Extract every line from the first line below through the line containing "volume-bar — [565, 489, 568, 530]", including both of those lines, and reproduce each one without alteration.

> [Data lines]
====

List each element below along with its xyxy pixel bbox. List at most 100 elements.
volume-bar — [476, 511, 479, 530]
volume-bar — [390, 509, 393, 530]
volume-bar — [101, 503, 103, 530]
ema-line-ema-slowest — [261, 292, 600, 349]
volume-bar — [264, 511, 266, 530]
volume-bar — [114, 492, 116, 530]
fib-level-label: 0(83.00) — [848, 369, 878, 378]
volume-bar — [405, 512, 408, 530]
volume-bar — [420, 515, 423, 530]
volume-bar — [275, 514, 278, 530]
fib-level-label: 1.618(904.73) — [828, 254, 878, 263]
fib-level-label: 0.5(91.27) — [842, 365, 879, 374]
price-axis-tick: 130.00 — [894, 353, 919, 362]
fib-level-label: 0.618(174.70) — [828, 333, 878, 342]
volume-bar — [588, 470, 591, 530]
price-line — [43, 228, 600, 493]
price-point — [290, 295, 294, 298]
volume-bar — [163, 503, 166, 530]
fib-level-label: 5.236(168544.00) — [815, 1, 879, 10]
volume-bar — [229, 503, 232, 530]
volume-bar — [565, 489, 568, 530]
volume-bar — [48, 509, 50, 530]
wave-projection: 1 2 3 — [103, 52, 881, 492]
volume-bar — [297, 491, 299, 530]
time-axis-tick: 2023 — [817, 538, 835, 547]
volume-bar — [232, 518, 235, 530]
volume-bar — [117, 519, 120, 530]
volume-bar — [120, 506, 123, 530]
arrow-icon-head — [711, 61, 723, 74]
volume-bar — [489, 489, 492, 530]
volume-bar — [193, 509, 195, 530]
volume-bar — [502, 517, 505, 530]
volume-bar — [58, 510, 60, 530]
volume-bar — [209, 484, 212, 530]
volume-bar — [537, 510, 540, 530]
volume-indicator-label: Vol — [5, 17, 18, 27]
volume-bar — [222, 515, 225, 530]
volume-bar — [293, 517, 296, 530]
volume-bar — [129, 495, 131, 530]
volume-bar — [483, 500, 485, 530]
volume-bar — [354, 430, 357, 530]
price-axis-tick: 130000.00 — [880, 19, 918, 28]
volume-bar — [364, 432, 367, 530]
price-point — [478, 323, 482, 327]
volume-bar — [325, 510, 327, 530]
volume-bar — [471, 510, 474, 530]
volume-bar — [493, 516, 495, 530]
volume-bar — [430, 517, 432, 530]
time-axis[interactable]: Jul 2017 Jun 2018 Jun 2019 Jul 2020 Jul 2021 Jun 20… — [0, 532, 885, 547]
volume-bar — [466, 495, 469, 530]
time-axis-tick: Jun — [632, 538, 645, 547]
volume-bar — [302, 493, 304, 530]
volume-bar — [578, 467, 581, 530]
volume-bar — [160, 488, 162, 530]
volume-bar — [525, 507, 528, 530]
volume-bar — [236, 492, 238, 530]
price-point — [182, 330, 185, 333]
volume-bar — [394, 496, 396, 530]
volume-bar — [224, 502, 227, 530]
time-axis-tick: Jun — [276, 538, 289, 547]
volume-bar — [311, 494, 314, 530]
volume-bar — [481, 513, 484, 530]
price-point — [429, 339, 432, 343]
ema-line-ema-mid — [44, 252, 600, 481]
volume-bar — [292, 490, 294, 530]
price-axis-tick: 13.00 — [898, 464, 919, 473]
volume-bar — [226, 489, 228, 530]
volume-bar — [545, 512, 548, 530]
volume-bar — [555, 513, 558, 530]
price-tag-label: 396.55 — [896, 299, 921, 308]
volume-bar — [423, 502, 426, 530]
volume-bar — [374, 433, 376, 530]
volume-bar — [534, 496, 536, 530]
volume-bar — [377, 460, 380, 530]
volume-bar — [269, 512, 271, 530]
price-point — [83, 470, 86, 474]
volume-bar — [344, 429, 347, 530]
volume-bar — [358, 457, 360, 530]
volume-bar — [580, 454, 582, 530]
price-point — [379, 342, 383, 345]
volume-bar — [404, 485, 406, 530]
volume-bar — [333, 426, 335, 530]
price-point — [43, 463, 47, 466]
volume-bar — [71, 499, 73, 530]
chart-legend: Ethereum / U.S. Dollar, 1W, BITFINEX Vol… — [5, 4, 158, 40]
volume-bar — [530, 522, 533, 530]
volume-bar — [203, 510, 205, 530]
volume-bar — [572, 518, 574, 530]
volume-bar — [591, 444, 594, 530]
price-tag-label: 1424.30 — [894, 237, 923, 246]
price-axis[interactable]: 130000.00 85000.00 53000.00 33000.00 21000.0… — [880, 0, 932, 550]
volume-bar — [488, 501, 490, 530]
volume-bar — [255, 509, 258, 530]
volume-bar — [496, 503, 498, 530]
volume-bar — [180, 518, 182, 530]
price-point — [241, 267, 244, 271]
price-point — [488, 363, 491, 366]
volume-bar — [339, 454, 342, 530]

====

> [The reply]
List each element below along with its xyxy pixel bbox. List at most 100 elements.
volume-bar — [476, 511, 479, 530]
volume-bar — [390, 509, 393, 530]
volume-bar — [101, 503, 103, 530]
ema-line-ema-slowest — [261, 292, 600, 349]
volume-bar — [264, 511, 266, 530]
volume-bar — [114, 492, 116, 530]
fib-level-label: 0(83.00) — [848, 369, 878, 378]
volume-bar — [405, 512, 408, 530]
volume-bar — [420, 515, 423, 530]
volume-bar — [275, 514, 278, 530]
fib-level-label: 1.618(904.73) — [828, 254, 878, 263]
fib-level-label: 0.5(91.27) — [842, 365, 879, 374]
price-axis-tick: 130.00 — [894, 353, 919, 362]
fib-level-label: 0.618(174.70) — [828, 333, 878, 342]
volume-bar — [588, 470, 591, 530]
price-line — [43, 228, 600, 493]
price-point — [290, 295, 294, 298]
volume-bar — [163, 503, 166, 530]
fib-level-label: 5.236(168544.00) — [815, 1, 879, 10]
volume-bar — [229, 503, 232, 530]
volume-bar — [565, 489, 568, 530]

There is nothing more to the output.